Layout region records

□ □ □ □

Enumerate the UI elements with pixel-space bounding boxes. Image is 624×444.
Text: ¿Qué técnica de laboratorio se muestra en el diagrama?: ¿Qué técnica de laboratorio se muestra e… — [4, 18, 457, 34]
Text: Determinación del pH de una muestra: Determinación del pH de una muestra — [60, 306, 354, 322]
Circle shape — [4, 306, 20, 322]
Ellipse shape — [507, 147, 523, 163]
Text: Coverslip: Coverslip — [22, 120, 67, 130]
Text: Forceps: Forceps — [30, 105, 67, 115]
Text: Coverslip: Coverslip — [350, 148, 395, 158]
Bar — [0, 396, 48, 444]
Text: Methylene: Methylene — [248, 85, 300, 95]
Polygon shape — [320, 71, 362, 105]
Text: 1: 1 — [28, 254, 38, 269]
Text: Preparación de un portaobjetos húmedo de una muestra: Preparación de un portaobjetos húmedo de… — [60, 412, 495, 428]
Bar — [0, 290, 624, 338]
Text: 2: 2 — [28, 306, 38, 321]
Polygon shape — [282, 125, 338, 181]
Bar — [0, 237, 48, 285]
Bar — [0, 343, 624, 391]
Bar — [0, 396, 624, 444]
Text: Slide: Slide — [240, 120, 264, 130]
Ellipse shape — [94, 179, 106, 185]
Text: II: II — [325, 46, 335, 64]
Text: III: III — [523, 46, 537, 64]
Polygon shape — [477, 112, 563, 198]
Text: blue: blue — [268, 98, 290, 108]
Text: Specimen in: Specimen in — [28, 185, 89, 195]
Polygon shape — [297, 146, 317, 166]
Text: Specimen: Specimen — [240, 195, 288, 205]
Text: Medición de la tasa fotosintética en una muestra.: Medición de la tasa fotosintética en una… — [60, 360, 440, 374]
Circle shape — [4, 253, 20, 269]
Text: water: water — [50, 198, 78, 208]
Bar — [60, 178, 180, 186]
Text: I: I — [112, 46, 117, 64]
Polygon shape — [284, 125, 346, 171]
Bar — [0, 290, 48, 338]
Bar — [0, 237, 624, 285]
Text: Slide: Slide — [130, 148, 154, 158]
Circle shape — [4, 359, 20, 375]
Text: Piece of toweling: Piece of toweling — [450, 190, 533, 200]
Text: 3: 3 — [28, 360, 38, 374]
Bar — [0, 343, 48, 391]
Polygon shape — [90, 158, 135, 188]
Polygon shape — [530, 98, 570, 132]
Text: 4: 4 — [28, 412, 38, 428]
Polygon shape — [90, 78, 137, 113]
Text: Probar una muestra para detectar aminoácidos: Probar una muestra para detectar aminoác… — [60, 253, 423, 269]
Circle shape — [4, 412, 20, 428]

□ □ □ □

Can you convert every line of the items above into a numbered list, leaving out any blank lines?

1. Enumerate the UI elements with pixel-space bounding boxes. Image is 624×444.
2. Text: ¿Qué técnica de laboratorio se muestra en el diagrama?: ¿Qué técnica de laboratorio se muestra e… — [4, 18, 457, 34]
3. Text: Determinación del pH de una muestra: Determinación del pH de una muestra — [60, 306, 354, 322]
4. Circle shape — [4, 306, 20, 322]
5. Ellipse shape — [507, 147, 523, 163]
6. Text: Coverslip: Coverslip — [22, 120, 67, 130]
7. Text: Forceps: Forceps — [30, 105, 67, 115]
8. Text: Coverslip: Coverslip — [350, 148, 395, 158]
9. Bar — [0, 396, 48, 444]
10. Text: Methylene: Methylene — [248, 85, 300, 95]
11. Polygon shape — [320, 71, 362, 105]
12. Text: 1: 1 — [28, 254, 38, 269]
13. Text: Preparación de un portaobjetos húmedo de una muestra: Preparación de un portaobjetos húmedo de… — [60, 412, 495, 428]
14. Bar — [0, 290, 624, 338]
15. Text: 2: 2 — [28, 306, 38, 321]
16. Polygon shape — [282, 125, 338, 181]
17. Bar — [0, 237, 48, 285]
18. Bar — [0, 343, 624, 391]
19. Bar — [0, 396, 624, 444]
20. Text: Slide: Slide — [240, 120, 264, 130]
21. Ellipse shape — [94, 179, 106, 185]
22. Text: II: II — [325, 46, 335, 64]
23. Text: III: III — [523, 46, 537, 64]
24. Polygon shape — [477, 112, 563, 198]
25. Text: blue: blue — [268, 98, 290, 108]
26. Text: Specimen in: Specimen in — [28, 185, 89, 195]
27. Polygon shape — [297, 146, 317, 166]
28. Text: Specimen: Specimen — [240, 195, 288, 205]
29. Text: Medición de la tasa fotosintética en una muestra.: Medición de la tasa fotosintética en una… — [60, 360, 440, 374]
30. Circle shape — [4, 253, 20, 269]
31. Text: water: water — [50, 198, 78, 208]
32. Bar — [60, 178, 180, 186]
33. Text: I: I — [112, 46, 117, 64]
34. Polygon shape — [284, 125, 346, 171]
35. Bar — [0, 290, 48, 338]
36. Bar — [0, 237, 624, 285]
37. Text: Slide: Slide — [130, 148, 154, 158]
38. Circle shape — [4, 359, 20, 375]
39. Text: Piece of toweling: Piece of toweling — [450, 190, 533, 200]
40. Text: 3: 3 — [28, 360, 38, 374]
41. Bar — [0, 343, 48, 391]
42. Polygon shape — [90, 158, 135, 188]
43. Polygon shape — [530, 98, 570, 132]
44. Text: 4: 4 — [28, 412, 38, 428]
45. Polygon shape — [90, 78, 137, 113]
46. Text: Probar una muestra para detectar aminoácidos: Probar una muestra para detectar aminoác… — [60, 253, 423, 269]
47. Circle shape — [4, 412, 20, 428]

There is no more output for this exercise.